**Aim of the exercise**
Review the material line by line. Identify and copy every line that contains the string "giai".

**Provided material**
☆ ☆ ☆ ☆ ☆ ☆ ☆
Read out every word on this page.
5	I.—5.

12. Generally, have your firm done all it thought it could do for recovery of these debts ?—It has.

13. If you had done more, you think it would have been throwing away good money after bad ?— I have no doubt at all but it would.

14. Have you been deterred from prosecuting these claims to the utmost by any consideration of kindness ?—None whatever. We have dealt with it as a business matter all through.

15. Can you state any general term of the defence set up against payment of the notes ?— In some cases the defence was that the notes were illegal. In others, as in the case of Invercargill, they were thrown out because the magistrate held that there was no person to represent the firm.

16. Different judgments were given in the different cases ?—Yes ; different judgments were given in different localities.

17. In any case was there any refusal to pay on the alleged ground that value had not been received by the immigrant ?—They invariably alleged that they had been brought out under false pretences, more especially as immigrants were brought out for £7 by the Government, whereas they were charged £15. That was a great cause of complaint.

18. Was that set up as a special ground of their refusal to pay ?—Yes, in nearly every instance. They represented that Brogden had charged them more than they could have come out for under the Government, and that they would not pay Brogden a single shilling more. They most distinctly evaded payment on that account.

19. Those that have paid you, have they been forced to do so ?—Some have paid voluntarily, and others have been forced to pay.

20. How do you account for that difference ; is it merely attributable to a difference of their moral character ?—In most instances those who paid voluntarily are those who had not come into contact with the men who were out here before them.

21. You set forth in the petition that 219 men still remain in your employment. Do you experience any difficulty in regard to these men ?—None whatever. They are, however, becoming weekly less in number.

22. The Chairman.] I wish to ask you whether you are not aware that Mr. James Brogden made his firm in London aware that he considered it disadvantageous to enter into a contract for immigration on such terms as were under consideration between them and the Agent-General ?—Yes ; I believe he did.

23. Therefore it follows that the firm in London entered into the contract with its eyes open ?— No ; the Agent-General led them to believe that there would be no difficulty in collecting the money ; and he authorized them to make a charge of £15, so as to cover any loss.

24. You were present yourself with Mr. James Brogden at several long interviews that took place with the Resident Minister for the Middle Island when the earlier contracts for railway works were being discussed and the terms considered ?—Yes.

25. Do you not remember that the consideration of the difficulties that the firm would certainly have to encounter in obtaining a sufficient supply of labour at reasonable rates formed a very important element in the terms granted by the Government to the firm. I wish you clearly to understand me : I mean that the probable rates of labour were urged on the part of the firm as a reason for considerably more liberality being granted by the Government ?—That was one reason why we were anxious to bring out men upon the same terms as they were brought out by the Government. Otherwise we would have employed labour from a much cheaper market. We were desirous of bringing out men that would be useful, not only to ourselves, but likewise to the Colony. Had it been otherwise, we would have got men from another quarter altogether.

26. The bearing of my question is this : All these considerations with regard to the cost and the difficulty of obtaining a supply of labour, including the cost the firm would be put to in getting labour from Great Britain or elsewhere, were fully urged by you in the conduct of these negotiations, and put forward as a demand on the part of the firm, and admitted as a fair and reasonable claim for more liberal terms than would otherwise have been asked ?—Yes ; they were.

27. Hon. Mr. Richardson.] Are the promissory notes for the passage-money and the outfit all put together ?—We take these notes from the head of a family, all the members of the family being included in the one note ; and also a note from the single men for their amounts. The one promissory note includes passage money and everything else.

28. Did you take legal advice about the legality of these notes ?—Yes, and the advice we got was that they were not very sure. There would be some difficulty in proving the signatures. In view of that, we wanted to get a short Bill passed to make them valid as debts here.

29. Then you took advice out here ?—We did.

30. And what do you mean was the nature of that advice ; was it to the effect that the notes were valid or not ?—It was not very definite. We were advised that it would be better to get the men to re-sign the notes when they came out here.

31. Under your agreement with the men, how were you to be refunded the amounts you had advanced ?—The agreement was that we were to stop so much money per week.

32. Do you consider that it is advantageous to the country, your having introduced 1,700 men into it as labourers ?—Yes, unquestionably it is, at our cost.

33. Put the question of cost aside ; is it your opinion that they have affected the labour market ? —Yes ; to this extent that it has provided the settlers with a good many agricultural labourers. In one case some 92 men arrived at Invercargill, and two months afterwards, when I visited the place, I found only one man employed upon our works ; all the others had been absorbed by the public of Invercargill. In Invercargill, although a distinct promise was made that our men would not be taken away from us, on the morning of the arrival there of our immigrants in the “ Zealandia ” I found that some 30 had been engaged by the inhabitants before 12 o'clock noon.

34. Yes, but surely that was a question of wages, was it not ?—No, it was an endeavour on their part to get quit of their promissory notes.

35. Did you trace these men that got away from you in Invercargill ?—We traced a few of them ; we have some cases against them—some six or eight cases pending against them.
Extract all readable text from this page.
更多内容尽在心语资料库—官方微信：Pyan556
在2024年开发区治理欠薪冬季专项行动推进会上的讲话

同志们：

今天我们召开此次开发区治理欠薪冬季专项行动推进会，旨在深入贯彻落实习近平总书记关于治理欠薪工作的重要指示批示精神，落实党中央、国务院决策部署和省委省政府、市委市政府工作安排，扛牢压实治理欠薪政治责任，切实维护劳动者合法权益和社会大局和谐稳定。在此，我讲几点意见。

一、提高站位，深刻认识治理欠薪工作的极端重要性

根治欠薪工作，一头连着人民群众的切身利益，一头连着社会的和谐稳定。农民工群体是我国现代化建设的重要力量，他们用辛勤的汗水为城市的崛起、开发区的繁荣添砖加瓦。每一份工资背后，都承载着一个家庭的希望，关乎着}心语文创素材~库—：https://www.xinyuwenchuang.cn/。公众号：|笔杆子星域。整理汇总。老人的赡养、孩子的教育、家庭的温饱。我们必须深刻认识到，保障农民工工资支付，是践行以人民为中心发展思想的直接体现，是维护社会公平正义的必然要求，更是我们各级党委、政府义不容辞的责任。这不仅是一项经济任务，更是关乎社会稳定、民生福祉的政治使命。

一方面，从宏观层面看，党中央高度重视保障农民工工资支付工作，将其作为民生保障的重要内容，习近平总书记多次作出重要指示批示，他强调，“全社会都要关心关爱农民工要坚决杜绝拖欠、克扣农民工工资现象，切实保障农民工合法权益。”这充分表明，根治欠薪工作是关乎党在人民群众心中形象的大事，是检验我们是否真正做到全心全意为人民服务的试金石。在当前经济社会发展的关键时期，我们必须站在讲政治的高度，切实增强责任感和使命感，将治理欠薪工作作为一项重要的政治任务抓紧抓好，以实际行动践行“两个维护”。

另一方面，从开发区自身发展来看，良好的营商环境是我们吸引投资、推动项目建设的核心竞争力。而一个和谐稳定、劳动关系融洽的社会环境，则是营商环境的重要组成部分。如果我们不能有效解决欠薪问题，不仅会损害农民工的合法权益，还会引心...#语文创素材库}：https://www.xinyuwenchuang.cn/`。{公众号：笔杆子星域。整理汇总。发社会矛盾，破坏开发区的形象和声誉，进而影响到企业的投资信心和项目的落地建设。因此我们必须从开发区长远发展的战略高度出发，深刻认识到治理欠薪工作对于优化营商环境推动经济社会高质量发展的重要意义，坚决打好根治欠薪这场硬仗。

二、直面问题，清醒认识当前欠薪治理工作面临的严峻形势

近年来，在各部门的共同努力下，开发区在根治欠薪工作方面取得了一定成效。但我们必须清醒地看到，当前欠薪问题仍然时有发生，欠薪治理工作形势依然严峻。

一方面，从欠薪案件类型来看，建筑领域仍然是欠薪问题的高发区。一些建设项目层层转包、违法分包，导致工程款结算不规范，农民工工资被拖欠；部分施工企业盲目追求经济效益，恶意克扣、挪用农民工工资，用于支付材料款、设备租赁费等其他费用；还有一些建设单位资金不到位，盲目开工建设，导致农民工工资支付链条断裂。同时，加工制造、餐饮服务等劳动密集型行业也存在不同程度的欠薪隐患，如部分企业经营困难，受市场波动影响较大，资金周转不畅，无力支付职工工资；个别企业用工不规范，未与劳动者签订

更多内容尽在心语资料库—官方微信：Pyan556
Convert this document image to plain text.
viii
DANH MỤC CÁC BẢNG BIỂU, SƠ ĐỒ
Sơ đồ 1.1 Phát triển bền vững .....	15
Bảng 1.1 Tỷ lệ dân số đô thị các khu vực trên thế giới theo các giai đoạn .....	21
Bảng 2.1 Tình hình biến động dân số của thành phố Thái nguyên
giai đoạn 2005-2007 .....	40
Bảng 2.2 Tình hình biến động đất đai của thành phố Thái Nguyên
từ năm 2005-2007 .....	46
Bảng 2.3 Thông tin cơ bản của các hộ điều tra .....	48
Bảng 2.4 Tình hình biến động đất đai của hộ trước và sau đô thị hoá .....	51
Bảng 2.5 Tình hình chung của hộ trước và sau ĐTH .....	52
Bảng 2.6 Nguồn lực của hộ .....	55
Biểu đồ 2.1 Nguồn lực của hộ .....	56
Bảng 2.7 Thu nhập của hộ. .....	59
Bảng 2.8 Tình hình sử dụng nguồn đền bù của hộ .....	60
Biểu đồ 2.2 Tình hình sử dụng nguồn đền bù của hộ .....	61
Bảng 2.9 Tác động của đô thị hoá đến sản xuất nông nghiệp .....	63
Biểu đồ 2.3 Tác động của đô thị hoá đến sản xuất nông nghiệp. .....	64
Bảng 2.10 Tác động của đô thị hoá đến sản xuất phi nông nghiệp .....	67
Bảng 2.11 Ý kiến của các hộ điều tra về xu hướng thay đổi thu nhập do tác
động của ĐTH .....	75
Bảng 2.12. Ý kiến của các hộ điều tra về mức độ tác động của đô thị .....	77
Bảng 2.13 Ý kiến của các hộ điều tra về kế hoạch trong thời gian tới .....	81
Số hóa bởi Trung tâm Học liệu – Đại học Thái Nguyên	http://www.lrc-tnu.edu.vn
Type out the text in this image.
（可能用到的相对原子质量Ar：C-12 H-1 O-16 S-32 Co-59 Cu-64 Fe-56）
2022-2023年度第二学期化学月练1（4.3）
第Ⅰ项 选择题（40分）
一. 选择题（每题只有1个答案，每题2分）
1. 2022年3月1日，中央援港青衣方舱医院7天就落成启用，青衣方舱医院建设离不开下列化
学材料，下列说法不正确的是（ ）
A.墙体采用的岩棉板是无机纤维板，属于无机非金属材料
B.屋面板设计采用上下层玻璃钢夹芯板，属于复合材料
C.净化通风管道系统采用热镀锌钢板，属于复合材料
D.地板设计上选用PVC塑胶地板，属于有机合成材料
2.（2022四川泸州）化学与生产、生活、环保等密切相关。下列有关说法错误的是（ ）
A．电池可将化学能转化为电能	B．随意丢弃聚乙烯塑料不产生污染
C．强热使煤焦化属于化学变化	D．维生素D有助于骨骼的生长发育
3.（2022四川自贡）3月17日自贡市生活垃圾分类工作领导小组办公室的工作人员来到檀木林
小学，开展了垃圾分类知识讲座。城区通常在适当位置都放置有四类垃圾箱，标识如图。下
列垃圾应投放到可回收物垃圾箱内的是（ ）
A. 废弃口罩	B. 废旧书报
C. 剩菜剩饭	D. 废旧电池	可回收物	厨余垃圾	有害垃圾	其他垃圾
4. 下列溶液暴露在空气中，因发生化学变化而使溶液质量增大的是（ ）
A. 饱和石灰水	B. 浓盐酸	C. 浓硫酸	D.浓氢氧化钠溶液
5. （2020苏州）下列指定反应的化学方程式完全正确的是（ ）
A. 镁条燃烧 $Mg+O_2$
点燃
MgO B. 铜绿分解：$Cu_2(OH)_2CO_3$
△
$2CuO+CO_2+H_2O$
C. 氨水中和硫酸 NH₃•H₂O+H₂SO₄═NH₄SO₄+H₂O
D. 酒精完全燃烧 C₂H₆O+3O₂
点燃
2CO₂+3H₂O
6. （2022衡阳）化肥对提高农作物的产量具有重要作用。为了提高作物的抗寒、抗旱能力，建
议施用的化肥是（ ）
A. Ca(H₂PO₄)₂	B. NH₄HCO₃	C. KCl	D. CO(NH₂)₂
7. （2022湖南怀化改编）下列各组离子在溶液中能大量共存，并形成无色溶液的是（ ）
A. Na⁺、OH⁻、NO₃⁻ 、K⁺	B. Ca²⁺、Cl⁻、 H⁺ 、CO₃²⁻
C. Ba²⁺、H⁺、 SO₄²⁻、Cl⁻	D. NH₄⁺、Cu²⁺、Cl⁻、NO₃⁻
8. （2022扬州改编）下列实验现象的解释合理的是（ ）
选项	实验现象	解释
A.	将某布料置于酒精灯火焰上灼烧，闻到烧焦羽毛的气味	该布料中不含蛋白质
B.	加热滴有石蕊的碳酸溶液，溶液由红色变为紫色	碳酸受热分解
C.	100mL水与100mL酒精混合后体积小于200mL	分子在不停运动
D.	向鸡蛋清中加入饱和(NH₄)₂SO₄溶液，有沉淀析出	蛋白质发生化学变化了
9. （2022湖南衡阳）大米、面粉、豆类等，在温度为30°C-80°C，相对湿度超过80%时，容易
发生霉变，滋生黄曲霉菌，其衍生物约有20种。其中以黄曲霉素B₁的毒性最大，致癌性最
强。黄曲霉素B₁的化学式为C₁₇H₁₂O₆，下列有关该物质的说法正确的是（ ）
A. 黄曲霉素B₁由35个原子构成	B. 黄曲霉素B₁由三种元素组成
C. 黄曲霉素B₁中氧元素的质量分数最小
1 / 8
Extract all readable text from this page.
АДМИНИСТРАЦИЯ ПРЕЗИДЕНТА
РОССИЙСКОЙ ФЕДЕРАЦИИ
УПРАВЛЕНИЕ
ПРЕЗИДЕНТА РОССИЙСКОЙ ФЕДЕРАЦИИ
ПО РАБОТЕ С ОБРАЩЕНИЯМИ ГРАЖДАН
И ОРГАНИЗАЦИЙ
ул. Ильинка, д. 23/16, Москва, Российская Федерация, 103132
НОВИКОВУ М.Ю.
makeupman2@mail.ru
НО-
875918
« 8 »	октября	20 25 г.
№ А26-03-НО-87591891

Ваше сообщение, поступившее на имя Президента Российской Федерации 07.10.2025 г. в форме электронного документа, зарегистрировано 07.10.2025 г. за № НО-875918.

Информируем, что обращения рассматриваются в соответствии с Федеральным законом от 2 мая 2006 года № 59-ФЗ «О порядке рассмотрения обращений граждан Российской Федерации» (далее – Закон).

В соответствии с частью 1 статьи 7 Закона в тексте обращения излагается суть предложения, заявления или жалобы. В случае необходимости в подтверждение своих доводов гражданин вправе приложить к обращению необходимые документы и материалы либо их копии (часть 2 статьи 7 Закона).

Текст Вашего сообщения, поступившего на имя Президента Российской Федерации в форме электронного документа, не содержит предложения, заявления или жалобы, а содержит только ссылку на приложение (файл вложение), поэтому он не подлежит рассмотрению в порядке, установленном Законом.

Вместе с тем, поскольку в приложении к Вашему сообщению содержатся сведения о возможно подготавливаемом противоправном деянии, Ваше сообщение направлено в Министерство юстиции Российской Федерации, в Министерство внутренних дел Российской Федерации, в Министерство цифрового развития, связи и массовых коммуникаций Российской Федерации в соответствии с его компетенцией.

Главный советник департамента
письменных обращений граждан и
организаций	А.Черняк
☆ ☆ ☆ ☆ ☆ ☆ ☆
**Result of the task**
Bảng 1.1 Tỷ lệ dân số đô thị các khu vực trên thế giới theo các giai đoạn .....	21
giai đoạn 2005-2007 .....	40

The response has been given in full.